> GIVEN DATA:
++++++++
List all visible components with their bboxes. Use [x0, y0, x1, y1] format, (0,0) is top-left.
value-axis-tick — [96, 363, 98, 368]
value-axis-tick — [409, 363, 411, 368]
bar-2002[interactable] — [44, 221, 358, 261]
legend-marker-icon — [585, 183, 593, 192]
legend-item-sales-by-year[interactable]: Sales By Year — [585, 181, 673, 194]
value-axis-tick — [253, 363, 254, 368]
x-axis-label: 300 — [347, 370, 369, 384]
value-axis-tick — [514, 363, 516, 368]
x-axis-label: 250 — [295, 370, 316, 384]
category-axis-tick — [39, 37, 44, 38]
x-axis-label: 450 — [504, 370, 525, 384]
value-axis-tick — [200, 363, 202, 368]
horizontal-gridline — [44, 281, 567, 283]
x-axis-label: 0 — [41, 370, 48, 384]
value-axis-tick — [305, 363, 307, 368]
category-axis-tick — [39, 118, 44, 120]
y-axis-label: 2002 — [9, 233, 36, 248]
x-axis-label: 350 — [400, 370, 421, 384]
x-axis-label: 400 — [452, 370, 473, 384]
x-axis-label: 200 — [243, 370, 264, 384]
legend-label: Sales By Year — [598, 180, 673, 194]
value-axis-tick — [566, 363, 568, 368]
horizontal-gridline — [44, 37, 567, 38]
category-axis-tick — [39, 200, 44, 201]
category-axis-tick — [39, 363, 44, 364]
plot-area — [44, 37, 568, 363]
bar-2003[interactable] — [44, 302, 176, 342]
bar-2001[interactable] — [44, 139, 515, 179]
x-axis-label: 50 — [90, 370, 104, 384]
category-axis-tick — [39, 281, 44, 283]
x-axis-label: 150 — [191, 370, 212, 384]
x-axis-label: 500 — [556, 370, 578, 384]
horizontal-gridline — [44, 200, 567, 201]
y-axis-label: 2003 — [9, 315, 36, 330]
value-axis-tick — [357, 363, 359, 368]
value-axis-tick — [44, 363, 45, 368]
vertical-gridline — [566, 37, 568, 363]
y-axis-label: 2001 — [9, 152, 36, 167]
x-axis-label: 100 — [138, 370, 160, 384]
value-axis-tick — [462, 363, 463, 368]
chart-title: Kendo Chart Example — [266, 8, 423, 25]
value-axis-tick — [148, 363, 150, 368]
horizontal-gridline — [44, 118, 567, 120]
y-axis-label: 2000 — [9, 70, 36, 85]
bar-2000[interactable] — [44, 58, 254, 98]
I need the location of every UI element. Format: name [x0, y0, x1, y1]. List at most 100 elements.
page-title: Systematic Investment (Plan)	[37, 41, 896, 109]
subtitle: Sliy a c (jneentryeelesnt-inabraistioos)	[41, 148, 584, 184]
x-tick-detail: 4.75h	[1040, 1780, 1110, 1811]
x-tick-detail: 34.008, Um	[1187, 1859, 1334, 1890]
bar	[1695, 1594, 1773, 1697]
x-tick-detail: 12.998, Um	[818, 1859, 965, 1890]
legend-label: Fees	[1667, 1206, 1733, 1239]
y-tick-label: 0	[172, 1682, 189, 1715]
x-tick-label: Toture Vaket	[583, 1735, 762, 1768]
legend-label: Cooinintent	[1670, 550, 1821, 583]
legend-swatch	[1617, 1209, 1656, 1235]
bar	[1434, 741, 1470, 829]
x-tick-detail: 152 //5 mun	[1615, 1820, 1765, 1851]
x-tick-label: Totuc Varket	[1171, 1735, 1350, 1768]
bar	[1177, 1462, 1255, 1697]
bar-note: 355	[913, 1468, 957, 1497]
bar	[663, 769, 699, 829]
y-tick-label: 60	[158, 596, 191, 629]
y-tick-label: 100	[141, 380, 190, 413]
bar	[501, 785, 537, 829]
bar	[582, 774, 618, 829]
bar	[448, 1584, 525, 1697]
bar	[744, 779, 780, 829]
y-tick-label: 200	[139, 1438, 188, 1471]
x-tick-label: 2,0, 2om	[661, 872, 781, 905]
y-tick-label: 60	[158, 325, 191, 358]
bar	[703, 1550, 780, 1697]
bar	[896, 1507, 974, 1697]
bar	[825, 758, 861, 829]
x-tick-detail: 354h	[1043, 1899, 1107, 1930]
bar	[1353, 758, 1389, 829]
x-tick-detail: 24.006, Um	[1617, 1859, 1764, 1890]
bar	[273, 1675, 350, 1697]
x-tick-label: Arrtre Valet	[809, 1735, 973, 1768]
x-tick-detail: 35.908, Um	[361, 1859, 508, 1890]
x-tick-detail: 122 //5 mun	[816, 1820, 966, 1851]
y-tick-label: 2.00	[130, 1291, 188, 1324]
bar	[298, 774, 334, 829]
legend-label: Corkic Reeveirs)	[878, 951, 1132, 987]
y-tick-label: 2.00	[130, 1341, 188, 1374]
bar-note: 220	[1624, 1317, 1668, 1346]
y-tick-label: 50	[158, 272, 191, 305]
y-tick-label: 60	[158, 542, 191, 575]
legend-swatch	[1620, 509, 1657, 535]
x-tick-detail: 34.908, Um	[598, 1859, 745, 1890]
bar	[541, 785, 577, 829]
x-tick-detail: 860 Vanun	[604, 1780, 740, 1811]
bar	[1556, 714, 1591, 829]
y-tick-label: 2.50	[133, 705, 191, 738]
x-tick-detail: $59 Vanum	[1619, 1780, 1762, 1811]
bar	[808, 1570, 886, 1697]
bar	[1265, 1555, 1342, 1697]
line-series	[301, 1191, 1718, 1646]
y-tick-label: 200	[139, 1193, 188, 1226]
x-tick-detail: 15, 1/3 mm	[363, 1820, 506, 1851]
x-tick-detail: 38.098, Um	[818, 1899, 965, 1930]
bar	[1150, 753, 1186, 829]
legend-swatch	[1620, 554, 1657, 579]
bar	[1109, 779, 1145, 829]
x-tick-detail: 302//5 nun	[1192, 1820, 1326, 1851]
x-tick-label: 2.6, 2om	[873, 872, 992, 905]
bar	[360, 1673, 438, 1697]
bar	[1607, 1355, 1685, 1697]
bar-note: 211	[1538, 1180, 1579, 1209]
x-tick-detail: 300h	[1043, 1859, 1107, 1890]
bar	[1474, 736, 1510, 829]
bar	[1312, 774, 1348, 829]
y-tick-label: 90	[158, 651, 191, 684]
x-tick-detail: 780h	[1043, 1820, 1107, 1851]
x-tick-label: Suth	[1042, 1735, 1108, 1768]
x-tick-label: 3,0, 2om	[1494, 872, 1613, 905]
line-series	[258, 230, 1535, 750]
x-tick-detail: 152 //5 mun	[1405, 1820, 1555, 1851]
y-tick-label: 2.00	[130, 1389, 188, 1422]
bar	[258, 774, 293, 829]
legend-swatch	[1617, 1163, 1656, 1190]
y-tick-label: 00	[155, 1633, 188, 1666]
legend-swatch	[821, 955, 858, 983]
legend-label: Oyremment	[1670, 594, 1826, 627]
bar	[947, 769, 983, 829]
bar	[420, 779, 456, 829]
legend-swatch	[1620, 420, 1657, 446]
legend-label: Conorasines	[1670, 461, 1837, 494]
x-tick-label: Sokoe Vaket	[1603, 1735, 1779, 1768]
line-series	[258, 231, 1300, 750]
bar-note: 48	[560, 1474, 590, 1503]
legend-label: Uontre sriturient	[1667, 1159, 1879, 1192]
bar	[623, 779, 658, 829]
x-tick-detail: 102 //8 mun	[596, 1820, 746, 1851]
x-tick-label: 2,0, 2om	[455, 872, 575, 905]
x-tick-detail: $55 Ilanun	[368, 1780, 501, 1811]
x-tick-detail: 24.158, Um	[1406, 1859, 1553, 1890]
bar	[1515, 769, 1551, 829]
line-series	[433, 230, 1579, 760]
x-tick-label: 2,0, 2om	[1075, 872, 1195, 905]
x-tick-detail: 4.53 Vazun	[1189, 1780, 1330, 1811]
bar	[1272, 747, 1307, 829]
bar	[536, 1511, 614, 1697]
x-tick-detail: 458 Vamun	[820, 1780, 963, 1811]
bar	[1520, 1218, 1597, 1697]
++++++++
> SET TASK:
Copy the data above line for line, from its first line through the line that contains "x-axis-label: 350 — [400, 370, 421, 384]", including that line.

> SOLUTION TO THIS EXERCISE:
List all visible components with their bboxes. Use [x0, y0, x1, y1] format, (0,0) is top-left.
value-axis-tick — [96, 363, 98, 368]
value-axis-tick — [409, 363, 411, 368]
bar-2002[interactable] — [44, 221, 358, 261]
legend-marker-icon — [585, 183, 593, 192]
legend-item-sales-by-year[interactable]: Sales By Year — [585, 181, 673, 194]
value-axis-tick — [253, 363, 254, 368]
x-axis-label: 300 — [347, 370, 369, 384]
value-axis-tick — [514, 363, 516, 368]
x-axis-label: 250 — [295, 370, 316, 384]
category-axis-tick — [39, 37, 44, 38]
x-axis-label: 450 — [504, 370, 525, 384]
value-axis-tick — [200, 363, 202, 368]
horizontal-gridline — [44, 281, 567, 283]
x-axis-label: 0 — [41, 370, 48, 384]
value-axis-tick — [305, 363, 307, 368]
category-axis-tick — [39, 118, 44, 120]
y-axis-label: 2002 — [9, 233, 36, 248]
x-axis-label: 350 — [400, 370, 421, 384]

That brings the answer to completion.